• [Written exercise]
Leave the pictures out and transcribe every record exactly.

## start Records to process

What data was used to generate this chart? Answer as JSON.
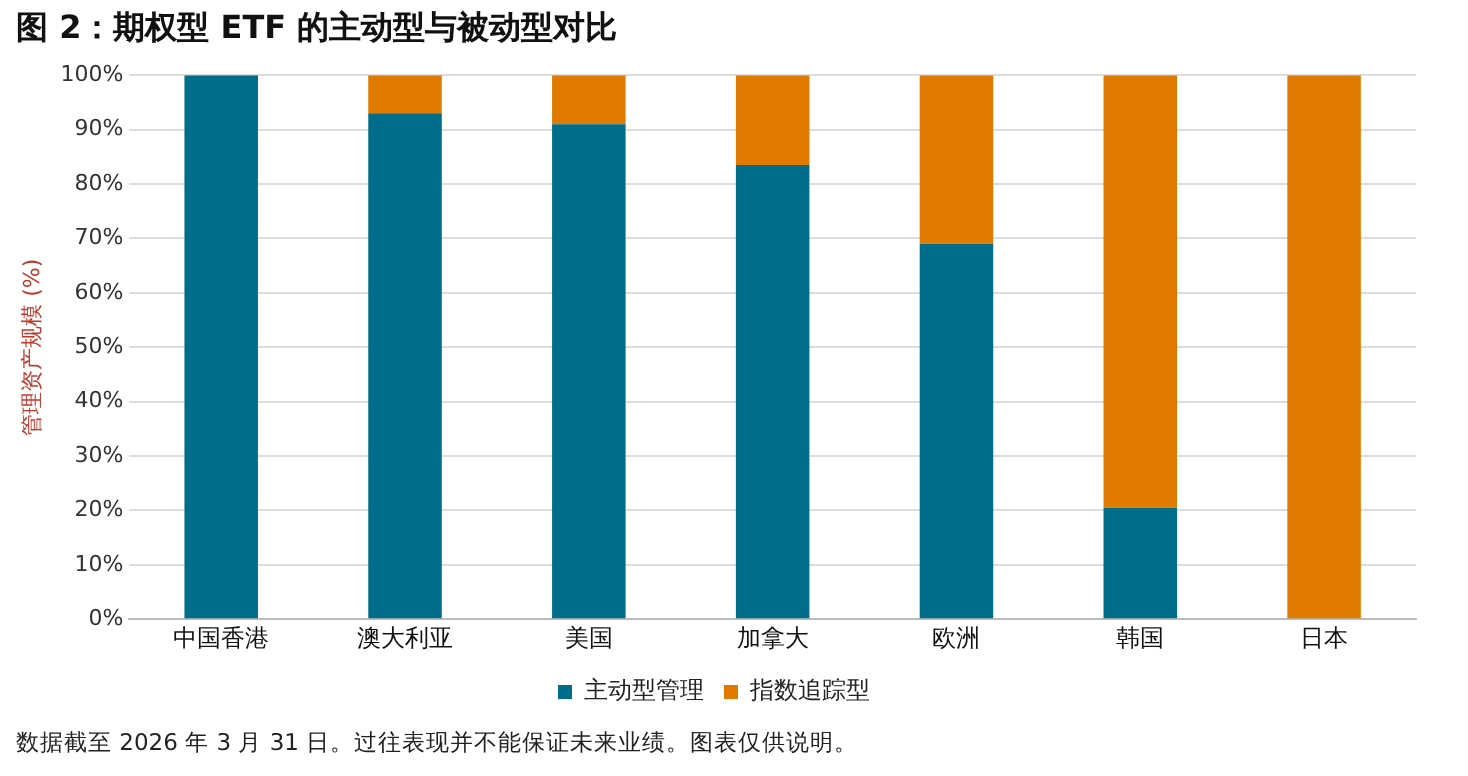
{
  "chart_data": {
    "type": "bar",
    "title": "图 2：期权型 ETF 的主动型与被动型对比",
    "ylabel": "管理资产规模 (%)",
    "categories": [
      "中国香港",
      "澳大利亚",
      "美国",
      "加拿大",
      "欧洲",
      "韩国",
      "日本"
    ],
    "stacked": true,
    "series": [
      {
        "name": "主动型管理",
        "color": "#006e8a",
        "values": [
          100,
          93,
          91,
          83.5,
          69,
          20.5,
          0
        ]
      },
      {
        "name": "指数追踪型",
        "color": "#e07b00",
        "values": [
          0,
          7,
          9,
          16.5,
          31,
          79.5,
          100
        ]
      }
    ],
    "ylim": [
      0,
      100
    ],
    "yticks": [
      {
        "value": 0,
        "label": "0%"
      },
      {
        "value": 10,
        "label": "10%"
      },
      {
        "value": 20,
        "label": "20%"
      },
      {
        "value": 30,
        "label": "30%"
      },
      {
        "value": 40,
        "label": "40%"
      },
      {
        "value": 50,
        "label": "50%"
      },
      {
        "value": 60,
        "label": "60%"
      },
      {
        "value": 70,
        "label": "70%"
      },
      {
        "value": 80,
        "label": "80%"
      },
      {
        "value": 90,
        "label": "90%"
      },
      {
        "value": 100,
        "label": "100%"
      }
    ],
    "grid": "y",
    "legend": "bottom",
    "annotations": [
      "数据截至 2026 年 3 月 31 日。过往表现并不能保证未来业绩。图表仅供说明。"
    ]
  }
}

## end Records to process

• [Complete answer]
What data was used to generate this chart? Answer as JSON.
{
  "chart_data": {
    "type": "bar",
    "title": "图 2：期权型 ETF 的主动型与被动型对比",
    "ylabel": "管理资产规模 (%)",
    "categories": [
      "中国香港",
      "澳大利亚",
      "美国",
      "加拿大",
      "欧洲",
      "韩国",
      "日本"
    ],
    "stacked": true,
    "series": [
      {
        "name": "主动型管理",
        "color": "#006e8a",
        "values": [
          100,
          93,
          91,
          83.5,
          69,
          20.5,
          0
        ]
      },
      {
        "name": "指数追踪型",
        "color": "#e07b00",
        "values": [
          0,
          7,
          9,
          16.5,
          31,
          79.5,
          100
        ]
      }
    ],
    "ylim": [
      0,
      100
    ],
    "yticks": [
      {
        "value": 0,
        "label": "0%"
      },
      {
        "value": 10,
        "label": "10%"
      },
      {
        "value": 20,
        "label": "20%"
      },
      {
        "value": 30,
        "label": "30%"
      },
      {
        "value": 40,
        "label": "40%"
      },
      {
        "value": 50,
        "label": "50%"
      },
      {
        "value": 60,
        "label": "60%"
      },
      {
        "value": 70,
        "label": "70%"
      },
      {
        "value": 80,
        "label": "80%"
      },
      {
        "value": 90,
        "label": "90%"
      },
      {
        "value": 100,
        "label": "100%"
      }
    ],
    "grid": "y",
    "legend": "bottom",
    "annotations": [
      "数据截至 2026 年 3 月 31 日。过往表现并不能保证未来业绩。图表仅供说明。"
    ]
  }
}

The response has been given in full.